Required work> List all the lines in these records that hold "object".

Record list>
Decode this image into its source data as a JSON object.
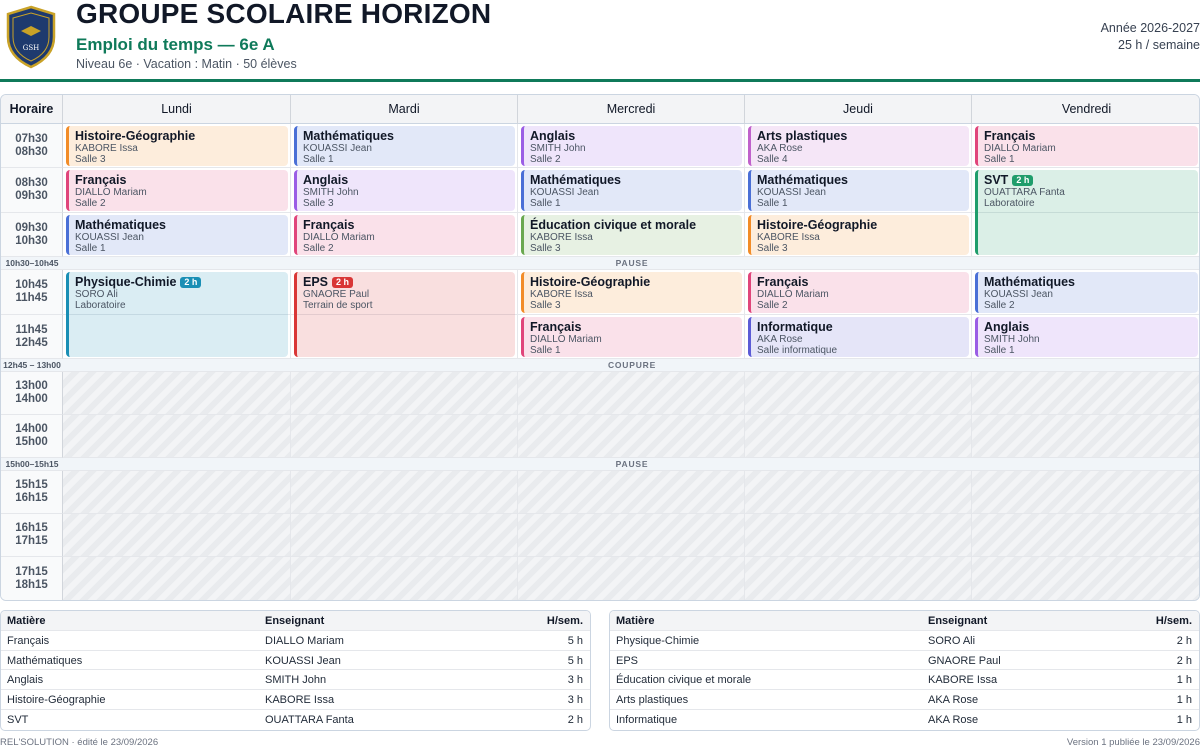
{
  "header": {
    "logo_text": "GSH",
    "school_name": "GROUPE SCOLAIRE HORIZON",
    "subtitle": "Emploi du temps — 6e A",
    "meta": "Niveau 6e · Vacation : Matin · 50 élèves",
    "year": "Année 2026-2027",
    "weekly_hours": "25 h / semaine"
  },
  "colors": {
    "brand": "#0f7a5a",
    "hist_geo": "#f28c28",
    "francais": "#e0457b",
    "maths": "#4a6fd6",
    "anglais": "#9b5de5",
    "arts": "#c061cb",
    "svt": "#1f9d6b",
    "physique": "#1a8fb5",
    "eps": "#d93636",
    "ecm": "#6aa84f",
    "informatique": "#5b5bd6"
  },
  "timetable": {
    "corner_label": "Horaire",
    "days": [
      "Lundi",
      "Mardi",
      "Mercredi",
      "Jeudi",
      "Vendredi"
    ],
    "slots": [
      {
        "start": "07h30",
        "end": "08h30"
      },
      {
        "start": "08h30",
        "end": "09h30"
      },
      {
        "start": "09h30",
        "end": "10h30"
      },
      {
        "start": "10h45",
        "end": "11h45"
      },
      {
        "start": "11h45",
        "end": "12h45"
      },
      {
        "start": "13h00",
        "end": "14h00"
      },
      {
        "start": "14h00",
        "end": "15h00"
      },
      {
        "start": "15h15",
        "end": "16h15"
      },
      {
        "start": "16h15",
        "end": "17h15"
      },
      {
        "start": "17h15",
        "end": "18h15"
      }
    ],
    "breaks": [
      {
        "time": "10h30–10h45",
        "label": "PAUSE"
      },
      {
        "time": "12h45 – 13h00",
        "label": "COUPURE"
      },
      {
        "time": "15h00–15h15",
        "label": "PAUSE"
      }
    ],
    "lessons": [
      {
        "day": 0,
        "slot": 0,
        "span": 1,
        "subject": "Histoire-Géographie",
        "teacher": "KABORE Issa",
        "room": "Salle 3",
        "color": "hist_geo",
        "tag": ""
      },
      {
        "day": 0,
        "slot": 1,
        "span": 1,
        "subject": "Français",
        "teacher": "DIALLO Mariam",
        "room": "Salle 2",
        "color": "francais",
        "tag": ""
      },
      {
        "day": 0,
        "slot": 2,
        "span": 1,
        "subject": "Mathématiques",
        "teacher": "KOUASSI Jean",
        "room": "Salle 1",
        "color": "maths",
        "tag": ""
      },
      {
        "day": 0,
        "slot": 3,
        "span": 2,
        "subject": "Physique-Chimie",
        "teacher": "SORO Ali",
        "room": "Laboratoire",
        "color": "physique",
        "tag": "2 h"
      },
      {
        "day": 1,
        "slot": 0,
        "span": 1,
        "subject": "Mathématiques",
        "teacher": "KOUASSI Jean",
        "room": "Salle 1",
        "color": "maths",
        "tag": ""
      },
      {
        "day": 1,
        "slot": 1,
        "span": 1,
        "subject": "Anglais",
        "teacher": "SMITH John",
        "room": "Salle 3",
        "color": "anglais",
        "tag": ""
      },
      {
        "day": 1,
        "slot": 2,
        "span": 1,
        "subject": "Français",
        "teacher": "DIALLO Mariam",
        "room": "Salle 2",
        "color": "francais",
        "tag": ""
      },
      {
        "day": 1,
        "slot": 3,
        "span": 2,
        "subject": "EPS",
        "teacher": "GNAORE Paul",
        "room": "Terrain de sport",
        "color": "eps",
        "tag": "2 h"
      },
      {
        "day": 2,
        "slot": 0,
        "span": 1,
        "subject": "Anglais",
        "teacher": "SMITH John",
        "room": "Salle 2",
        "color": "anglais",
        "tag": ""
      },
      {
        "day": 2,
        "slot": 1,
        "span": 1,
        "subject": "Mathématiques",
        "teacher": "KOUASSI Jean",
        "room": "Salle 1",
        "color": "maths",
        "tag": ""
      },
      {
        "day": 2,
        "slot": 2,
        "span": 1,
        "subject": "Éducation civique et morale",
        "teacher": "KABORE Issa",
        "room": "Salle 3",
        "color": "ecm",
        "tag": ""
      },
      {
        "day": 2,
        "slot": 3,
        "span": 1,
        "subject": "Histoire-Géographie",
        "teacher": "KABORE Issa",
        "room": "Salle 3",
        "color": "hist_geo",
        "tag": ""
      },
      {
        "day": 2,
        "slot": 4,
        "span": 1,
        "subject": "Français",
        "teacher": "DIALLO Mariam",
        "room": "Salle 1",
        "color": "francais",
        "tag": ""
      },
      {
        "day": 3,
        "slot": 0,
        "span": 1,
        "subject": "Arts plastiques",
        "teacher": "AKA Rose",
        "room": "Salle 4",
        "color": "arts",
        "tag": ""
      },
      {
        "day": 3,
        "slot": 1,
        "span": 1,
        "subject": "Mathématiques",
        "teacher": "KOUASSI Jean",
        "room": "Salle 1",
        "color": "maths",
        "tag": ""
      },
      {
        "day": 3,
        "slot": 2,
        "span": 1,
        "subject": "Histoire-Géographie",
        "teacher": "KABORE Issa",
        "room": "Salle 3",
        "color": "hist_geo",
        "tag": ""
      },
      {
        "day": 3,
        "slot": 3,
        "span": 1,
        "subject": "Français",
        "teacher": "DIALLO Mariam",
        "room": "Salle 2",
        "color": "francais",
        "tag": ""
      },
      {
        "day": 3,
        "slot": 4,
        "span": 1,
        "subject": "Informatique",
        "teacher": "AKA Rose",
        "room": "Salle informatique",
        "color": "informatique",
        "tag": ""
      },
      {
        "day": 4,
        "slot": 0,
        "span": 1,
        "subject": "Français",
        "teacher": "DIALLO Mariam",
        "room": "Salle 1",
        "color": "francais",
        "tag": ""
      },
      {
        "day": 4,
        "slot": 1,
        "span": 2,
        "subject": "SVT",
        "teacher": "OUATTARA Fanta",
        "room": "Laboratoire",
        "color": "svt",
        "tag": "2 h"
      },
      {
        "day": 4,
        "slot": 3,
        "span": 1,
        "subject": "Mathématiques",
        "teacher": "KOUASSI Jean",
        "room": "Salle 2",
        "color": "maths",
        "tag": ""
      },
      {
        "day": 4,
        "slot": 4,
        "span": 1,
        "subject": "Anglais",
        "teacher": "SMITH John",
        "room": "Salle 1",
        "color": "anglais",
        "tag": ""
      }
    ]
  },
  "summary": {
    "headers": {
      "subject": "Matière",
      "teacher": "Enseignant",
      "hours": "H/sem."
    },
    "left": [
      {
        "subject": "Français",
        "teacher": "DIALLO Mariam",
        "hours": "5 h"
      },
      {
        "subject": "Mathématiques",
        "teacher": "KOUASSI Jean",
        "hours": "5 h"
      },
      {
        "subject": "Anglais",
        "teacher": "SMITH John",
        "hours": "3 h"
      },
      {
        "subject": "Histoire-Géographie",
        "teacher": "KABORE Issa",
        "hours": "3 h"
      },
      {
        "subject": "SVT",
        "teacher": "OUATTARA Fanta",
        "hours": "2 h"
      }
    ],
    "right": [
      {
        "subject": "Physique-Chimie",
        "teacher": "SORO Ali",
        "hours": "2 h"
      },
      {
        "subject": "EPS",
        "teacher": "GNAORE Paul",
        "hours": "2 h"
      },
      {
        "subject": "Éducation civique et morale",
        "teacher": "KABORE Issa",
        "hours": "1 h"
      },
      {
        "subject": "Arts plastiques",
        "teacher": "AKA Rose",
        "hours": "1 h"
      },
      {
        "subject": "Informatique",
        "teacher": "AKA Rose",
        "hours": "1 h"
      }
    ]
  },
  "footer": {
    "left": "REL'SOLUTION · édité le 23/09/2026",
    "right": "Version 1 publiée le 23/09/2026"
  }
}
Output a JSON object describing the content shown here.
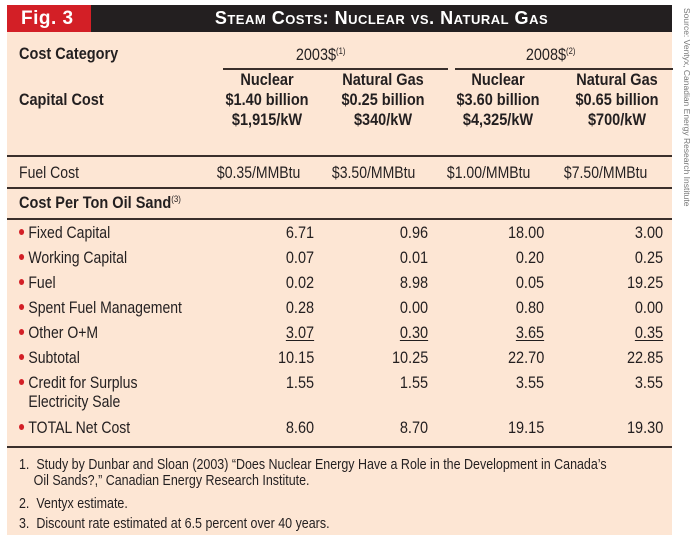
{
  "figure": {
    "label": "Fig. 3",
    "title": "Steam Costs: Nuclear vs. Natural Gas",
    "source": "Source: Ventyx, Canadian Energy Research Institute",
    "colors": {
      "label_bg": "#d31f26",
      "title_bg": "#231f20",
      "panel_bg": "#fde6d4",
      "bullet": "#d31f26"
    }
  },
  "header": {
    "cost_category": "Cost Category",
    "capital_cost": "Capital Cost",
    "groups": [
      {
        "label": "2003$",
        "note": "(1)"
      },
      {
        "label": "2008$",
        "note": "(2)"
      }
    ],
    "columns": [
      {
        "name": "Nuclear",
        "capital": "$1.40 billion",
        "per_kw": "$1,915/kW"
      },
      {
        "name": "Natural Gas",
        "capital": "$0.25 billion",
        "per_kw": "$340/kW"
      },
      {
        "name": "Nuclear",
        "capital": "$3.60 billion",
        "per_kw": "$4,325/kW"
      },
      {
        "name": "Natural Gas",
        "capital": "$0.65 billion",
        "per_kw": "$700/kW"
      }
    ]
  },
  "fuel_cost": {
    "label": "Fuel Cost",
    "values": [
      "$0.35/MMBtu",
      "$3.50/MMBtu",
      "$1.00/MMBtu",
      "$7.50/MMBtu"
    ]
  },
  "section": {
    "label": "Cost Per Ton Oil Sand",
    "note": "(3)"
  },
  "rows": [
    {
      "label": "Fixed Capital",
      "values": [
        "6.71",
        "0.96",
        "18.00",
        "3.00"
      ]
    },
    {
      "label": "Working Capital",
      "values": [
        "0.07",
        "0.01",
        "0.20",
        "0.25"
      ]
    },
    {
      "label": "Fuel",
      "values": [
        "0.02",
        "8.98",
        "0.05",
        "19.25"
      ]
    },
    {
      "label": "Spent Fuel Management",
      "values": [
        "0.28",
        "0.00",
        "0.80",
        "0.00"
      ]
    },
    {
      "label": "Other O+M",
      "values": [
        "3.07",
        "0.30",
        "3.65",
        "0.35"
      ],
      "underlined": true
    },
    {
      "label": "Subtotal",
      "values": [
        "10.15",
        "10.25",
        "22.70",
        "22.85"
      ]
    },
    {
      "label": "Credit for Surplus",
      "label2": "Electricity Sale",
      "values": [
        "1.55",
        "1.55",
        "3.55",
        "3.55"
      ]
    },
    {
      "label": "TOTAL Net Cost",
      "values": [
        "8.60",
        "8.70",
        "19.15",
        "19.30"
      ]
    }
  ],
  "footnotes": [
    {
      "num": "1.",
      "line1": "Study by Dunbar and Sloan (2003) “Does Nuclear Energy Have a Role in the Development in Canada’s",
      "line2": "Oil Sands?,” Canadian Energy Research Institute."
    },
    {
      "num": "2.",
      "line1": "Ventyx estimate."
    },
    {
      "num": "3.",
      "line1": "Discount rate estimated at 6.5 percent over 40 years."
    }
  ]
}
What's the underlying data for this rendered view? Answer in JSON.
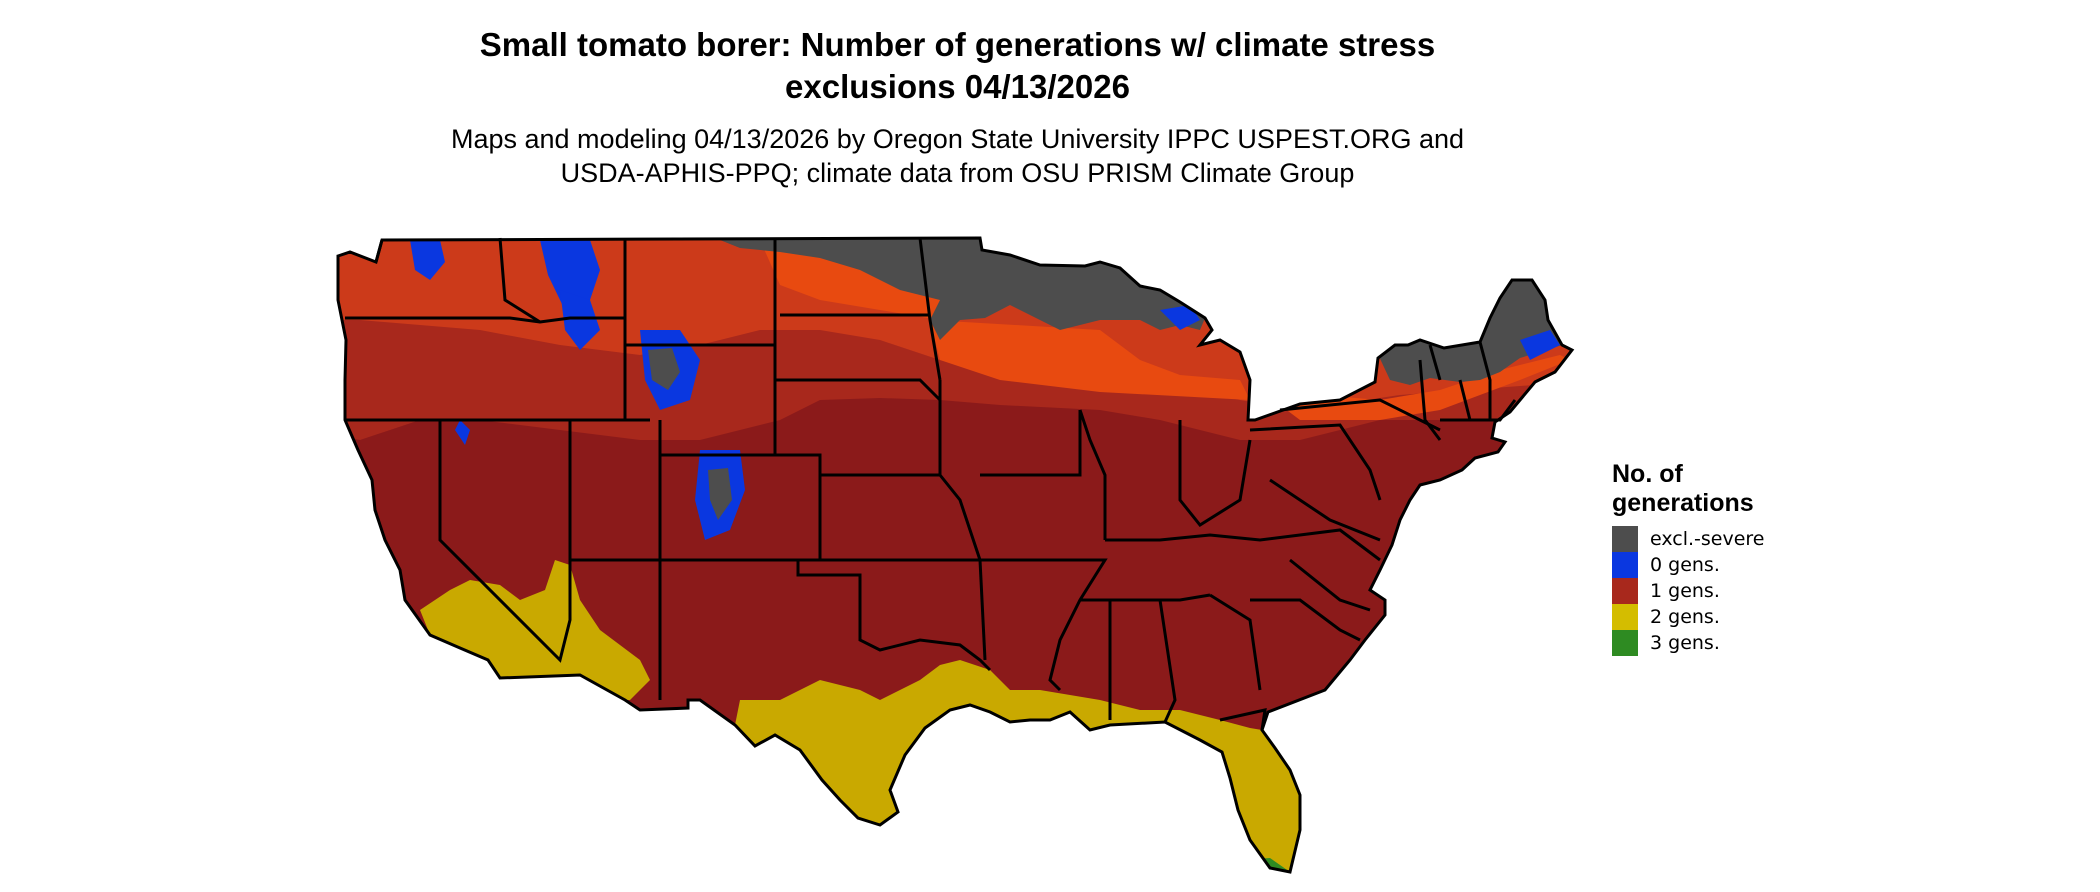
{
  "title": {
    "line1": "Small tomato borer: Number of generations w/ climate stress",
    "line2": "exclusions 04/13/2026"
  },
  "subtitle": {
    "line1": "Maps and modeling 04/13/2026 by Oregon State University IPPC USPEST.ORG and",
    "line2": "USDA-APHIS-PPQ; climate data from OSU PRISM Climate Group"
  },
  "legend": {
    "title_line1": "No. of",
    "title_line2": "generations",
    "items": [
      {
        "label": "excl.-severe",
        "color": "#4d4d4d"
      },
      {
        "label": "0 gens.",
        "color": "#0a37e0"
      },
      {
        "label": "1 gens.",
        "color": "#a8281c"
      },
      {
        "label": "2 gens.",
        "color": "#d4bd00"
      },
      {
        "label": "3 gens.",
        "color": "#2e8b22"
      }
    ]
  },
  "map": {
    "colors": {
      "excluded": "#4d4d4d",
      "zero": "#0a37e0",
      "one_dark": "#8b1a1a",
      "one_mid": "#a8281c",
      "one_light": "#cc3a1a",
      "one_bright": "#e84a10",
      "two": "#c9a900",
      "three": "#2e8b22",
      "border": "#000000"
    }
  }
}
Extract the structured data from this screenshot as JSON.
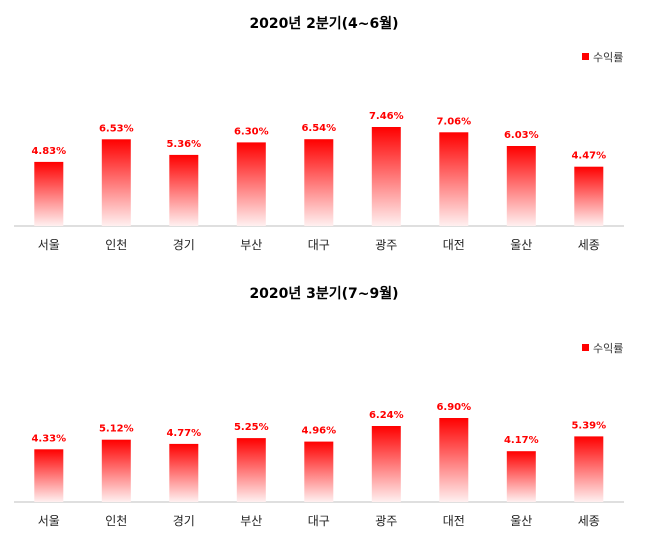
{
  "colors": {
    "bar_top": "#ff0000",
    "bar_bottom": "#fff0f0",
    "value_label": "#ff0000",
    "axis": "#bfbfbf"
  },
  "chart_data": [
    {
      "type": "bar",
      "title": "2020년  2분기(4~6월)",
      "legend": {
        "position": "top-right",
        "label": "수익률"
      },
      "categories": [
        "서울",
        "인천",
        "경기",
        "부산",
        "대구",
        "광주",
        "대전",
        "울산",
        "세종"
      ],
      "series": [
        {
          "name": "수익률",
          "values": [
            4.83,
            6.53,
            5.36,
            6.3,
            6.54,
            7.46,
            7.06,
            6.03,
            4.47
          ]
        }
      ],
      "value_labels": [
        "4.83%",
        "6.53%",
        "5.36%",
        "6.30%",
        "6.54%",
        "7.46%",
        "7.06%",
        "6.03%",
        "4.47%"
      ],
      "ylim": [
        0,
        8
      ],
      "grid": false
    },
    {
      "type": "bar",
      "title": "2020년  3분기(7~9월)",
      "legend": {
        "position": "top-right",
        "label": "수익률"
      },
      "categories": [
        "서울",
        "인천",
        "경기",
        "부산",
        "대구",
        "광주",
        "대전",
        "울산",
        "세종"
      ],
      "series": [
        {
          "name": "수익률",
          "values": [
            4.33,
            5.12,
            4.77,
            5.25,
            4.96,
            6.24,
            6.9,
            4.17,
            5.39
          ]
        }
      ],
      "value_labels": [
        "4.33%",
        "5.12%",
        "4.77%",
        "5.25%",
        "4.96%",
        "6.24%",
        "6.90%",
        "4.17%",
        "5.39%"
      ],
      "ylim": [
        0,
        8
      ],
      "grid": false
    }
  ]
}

Output for this exercise>
Decode this image into its source data as a JSON object.
Output a JSON object describing the content shown here.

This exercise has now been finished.